--- start RECORD SET ---
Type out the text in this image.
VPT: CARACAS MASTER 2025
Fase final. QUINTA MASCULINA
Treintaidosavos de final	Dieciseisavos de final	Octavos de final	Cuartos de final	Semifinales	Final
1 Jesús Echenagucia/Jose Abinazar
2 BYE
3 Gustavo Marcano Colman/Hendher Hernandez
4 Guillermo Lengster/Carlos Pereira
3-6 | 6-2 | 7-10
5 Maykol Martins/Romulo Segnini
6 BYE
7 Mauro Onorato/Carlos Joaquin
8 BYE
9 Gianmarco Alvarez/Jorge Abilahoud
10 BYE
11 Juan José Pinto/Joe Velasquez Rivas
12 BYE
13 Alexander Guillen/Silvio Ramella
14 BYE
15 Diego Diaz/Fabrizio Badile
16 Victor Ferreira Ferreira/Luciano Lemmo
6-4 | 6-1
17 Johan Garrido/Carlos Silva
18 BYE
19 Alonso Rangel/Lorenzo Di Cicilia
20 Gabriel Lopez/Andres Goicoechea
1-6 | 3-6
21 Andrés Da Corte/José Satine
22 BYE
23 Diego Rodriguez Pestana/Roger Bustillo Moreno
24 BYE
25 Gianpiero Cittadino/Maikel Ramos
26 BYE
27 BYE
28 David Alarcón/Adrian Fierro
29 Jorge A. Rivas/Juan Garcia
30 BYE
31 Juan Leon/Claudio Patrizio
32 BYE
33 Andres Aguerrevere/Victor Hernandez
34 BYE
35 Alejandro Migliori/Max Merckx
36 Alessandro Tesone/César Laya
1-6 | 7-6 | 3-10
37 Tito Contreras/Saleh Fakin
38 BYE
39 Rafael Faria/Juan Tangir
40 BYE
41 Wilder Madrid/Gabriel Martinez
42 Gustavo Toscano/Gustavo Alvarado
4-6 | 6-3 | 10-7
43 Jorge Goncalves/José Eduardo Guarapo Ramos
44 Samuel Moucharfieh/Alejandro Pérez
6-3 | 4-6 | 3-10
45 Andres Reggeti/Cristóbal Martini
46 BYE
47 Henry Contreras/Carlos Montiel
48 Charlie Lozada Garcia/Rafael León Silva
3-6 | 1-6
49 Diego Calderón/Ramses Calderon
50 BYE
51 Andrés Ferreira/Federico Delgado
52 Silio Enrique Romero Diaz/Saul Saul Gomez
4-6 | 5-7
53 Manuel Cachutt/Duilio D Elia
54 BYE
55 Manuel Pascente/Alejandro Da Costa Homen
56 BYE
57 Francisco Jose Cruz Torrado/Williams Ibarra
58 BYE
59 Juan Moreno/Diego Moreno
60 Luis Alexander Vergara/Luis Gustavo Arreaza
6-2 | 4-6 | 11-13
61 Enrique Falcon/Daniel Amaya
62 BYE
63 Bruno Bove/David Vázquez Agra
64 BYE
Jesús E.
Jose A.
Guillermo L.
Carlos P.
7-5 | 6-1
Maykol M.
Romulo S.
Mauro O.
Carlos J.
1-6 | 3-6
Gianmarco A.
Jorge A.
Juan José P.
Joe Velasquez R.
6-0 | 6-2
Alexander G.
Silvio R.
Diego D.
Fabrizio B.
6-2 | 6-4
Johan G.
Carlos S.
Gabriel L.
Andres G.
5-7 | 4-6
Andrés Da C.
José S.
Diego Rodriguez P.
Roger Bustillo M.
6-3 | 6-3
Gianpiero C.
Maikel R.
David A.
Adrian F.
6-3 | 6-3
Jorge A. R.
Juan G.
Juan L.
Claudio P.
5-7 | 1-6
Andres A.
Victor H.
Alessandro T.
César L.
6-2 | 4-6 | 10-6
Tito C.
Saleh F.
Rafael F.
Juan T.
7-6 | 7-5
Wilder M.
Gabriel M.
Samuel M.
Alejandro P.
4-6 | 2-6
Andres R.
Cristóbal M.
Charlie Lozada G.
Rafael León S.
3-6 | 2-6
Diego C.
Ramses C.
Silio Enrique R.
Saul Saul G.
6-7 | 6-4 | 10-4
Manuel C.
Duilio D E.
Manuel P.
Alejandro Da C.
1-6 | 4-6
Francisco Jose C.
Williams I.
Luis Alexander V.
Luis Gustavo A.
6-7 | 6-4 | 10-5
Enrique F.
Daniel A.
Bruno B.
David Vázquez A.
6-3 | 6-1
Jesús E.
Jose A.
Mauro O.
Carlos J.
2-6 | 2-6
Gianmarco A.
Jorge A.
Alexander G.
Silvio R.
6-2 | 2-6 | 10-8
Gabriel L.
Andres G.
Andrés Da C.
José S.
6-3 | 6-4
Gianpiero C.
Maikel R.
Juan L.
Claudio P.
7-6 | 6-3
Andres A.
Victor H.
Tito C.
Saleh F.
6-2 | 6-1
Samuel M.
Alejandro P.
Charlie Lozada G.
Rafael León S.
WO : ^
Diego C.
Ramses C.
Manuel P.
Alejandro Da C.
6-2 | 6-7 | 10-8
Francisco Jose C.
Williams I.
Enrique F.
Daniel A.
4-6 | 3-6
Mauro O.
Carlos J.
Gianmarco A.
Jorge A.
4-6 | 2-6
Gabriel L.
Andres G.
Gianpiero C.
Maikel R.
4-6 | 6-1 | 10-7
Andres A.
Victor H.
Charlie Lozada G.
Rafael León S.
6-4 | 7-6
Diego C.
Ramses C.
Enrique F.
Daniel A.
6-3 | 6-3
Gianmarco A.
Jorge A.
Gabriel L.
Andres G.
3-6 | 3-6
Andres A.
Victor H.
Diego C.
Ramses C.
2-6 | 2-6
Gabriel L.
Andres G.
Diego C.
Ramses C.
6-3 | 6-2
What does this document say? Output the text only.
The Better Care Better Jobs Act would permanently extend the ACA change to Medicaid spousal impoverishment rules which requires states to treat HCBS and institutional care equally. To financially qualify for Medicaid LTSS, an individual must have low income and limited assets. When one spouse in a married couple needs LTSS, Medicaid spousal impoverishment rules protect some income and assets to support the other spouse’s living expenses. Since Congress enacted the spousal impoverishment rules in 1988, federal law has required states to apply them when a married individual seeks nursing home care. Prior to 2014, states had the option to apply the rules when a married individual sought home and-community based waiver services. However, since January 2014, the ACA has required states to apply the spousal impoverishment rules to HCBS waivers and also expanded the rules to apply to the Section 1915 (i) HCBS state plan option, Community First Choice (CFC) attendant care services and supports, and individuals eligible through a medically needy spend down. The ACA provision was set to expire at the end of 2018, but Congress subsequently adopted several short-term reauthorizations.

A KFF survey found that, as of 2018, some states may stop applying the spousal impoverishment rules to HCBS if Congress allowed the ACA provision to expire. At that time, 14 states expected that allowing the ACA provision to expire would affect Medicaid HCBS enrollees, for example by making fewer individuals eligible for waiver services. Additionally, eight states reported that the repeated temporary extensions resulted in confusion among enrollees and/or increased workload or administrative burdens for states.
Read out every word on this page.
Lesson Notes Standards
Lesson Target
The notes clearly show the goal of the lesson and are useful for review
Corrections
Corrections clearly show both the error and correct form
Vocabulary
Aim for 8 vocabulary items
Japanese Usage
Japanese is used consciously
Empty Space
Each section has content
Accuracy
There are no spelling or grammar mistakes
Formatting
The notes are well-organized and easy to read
--- end RECORD SET ---
• **TASK INSTRUCTIONS**: Write out every record shown above, word for word.

• **TASK OUTPUT**:
Type out the text in this image.
VPT: CARACAS MASTER 2025
Fase final. QUINTA MASCULINA
Treintaidosavos de final	Dieciseisavos de final	Octavos de final	Cuartos de final	Semifinales	Final
1 Jesús Echenagucia/Jose Abinazar
2 BYE
3 Gustavo Marcano Colman/Hendher Hernandez
4 Guillermo Lengster/Carlos Pereira
3-6 | 6-2 | 7-10
5 Maykol Martins/Romulo Segnini
6 BYE
7 Mauro Onorato/Carlos Joaquin
8 BYE
9 Gianmarco Alvarez/Jorge Abilahoud
10 BYE
11 Juan José Pinto/Joe Velasquez Rivas
12 BYE
13 Alexander Guillen/Silvio Ramella
14 BYE
15 Diego Diaz/Fabrizio Badile
16 Victor Ferreira Ferreira/Luciano Lemmo
6-4 | 6-1
17 Johan Garrido/Carlos Silva
18 BYE
19 Alonso Rangel/Lorenzo Di Cicilia
20 Gabriel Lopez/Andres Goicoechea
1-6 | 3-6
21 Andrés Da Corte/José Satine
22 BYE
23 Diego Rodriguez Pestana/Roger Bustillo Moreno
24 BYE
25 Gianpiero Cittadino/Maikel Ramos
26 BYE
27 BYE
28 David Alarcón/Adrian Fierro
29 Jorge A. Rivas/Juan Garcia
30 BYE
31 Juan Leon/Claudio Patrizio
32 BYE
33 Andres Aguerrevere/Victor Hernandez
34 BYE
35 Alejandro Migliori/Max Merckx
36 Alessandro Tesone/César Laya
1-6 | 7-6 | 3-10
37 Tito Contreras/Saleh Fakin
38 BYE
39 Rafael Faria/Juan Tangir
40 BYE
41 Wilder Madrid/Gabriel Martinez
42 Gustavo Toscano/Gustavo Alvarado
4-6 | 6-3 | 10-7
43 Jorge Goncalves/José Eduardo Guarapo Ramos
44 Samuel Moucharfieh/Alejandro Pérez
6-3 | 4-6 | 3-10
45 Andres Reggeti/Cristóbal Martini
46 BYE
47 Henry Contreras/Carlos Montiel
48 Charlie Lozada Garcia/Rafael León Silva
3-6 | 1-6
49 Diego Calderón/Ramses Calderon
50 BYE
51 Andrés Ferreira/Federico Delgado
52 Silio Enrique Romero Diaz/Saul Saul Gomez
4-6 | 5-7
53 Manuel Cachutt/Duilio D Elia
54 BYE
55 Manuel Pascente/Alejandro Da Costa Homen
56 BYE
57 Francisco Jose Cruz Torrado/Williams Ibarra
58 BYE
59 Juan Moreno/Diego Moreno
60 Luis Alexander Vergara/Luis Gustavo Arreaza
6-2 | 4-6 | 11-13
61 Enrique Falcon/Daniel Amaya
62 BYE
63 Bruno Bove/David Vázquez Agra
64 BYE
Jesús E.
Jose A.
Guillermo L.
Carlos P.
7-5 | 6-1
Maykol M.
Romulo S.
Mauro O.
Carlos J.
1-6 | 3-6
Gianmarco A.
Jorge A.
Juan José P.
Joe Velasquez R.
6-0 | 6-2
Alexander G.
Silvio R.
Diego D.
Fabrizio B.
6-2 | 6-4
Johan G.
Carlos S.
Gabriel L.
Andres G.
5-7 | 4-6
Andrés Da C.
José S.
Diego Rodriguez P.
Roger Bustillo M.
6-3 | 6-3
Gianpiero C.
Maikel R.
David A.
Adrian F.
6-3 | 6-3
Jorge A. R.
Juan G.
Juan L.
Claudio P.
5-7 | 1-6
Andres A.
Victor H.
Alessandro T.
César L.
6-2 | 4-6 | 10-6
Tito C.
Saleh F.
Rafael F.
Juan T.
7-6 | 7-5
Wilder M.
Gabriel M.
Samuel M.
Alejandro P.
4-6 | 2-6
Andres R.
Cristóbal M.
Charlie Lozada G.
Rafael León S.
3-6 | 2-6
Diego C.
Ramses C.
Silio Enrique R.
Saul Saul G.
6-7 | 6-4 | 10-4
Manuel C.
Duilio D E.
Manuel P.
Alejandro Da C.
1-6 | 4-6
Francisco Jose C.
Williams I.
Luis Alexander V.
Luis Gustavo A.
6-7 | 6-4 | 10-5
Enrique F.
Daniel A.
Bruno B.
David Vázquez A.
6-3 | 6-1
Jesús E.
Jose A.
Mauro O.
Carlos J.
2-6 | 2-6
Gianmarco A.
Jorge A.
Alexander G.
Silvio R.
6-2 | 2-6 | 10-8
Gabriel L.
Andres G.
Andrés Da C.
José S.
6-3 | 6-4
Gianpiero C.
Maikel R.
Juan L.
Claudio P.
7-6 | 6-3
Andres A.
Victor H.
Tito C.
Saleh F.
6-2 | 6-1
Samuel M.
Alejandro P.
Charlie Lozada G.
Rafael León S.
WO : ^
Diego C.
Ramses C.
Manuel P.
Alejandro Da C.
6-2 | 6-7 | 10-8
Francisco Jose C.
Williams I.
Enrique F.
Daniel A.
4-6 | 3-6
Mauro O.
Carlos J.
Gianmarco A.
Jorge A.
4-6 | 2-6
Gabriel L.
Andres G.
Gianpiero C.
Maikel R.
4-6 | 6-1 | 10-7
Andres A.
Victor H.
Charlie Lozada G.
Rafael León S.
6-4 | 7-6
Diego C.
Ramses C.
Enrique F.
Daniel A.
6-3 | 6-3
Gianmarco A.
Jorge A.
Gabriel L.
Andres G.
3-6 | 3-6
Andres A.
Victor H.
Diego C.
Ramses C.
2-6 | 2-6
Gabriel L.
Andres G.
Diego C.
Ramses C.
6-3 | 6-2
What does this document say? Output the text only.
The Better Care Better Jobs Act would permanently extend the ACA change to Medicaid spousal impoverishment rules which requires states to treat HCBS and institutional care equally. To financially qualify for Medicaid LTSS, an individual must have low income and limited assets. When one spouse in a married couple needs LTSS, Medicaid spousal impoverishment rules protect some income and assets to support the other spouse’s living expenses. Since Congress enacted the spousal impoverishment rules in 1988, federal law has required states to apply them when a married individual seeks nursing home care. Prior to 2014, states had the option to apply the rules when a married individual sought home and-community based waiver services. However, since January 2014, the ACA has required states to apply the spousal impoverishment rules to HCBS waivers and also expanded the rules to apply to the Section 1915 (i) HCBS state plan option, Community First Choice (CFC) attendant care services and supports, and individuals eligible through a medically needy spend down. The ACA provision was set to expire at the end of 2018, but Congress subsequently adopted several short-term reauthorizations.

A KFF survey found that, as of 2018, some states may stop applying the spousal impoverishment rules to HCBS if Congress allowed the ACA provision to expire. At that time, 14 states expected that allowing the ACA provision to expire would affect Medicaid HCBS enrollees, for example by making fewer individuals eligible for waiver services. Additionally, eight states reported that the repeated temporary extensions resulted in confusion among enrollees and/or increased workload or administrative burdens for states.
Read out every word on this page.
Lesson Notes Standards
Lesson Target
The notes clearly show the goal of the lesson and are useful for review
Corrections
Corrections clearly show both the error and correct form
Vocabulary
Aim for 8 vocabulary items
Japanese Usage
Japanese is used consciously
Empty Space
Each section has content
Accuracy
There are no spelling or grammar mistakes
Formatting
The notes are well-organized and easy to read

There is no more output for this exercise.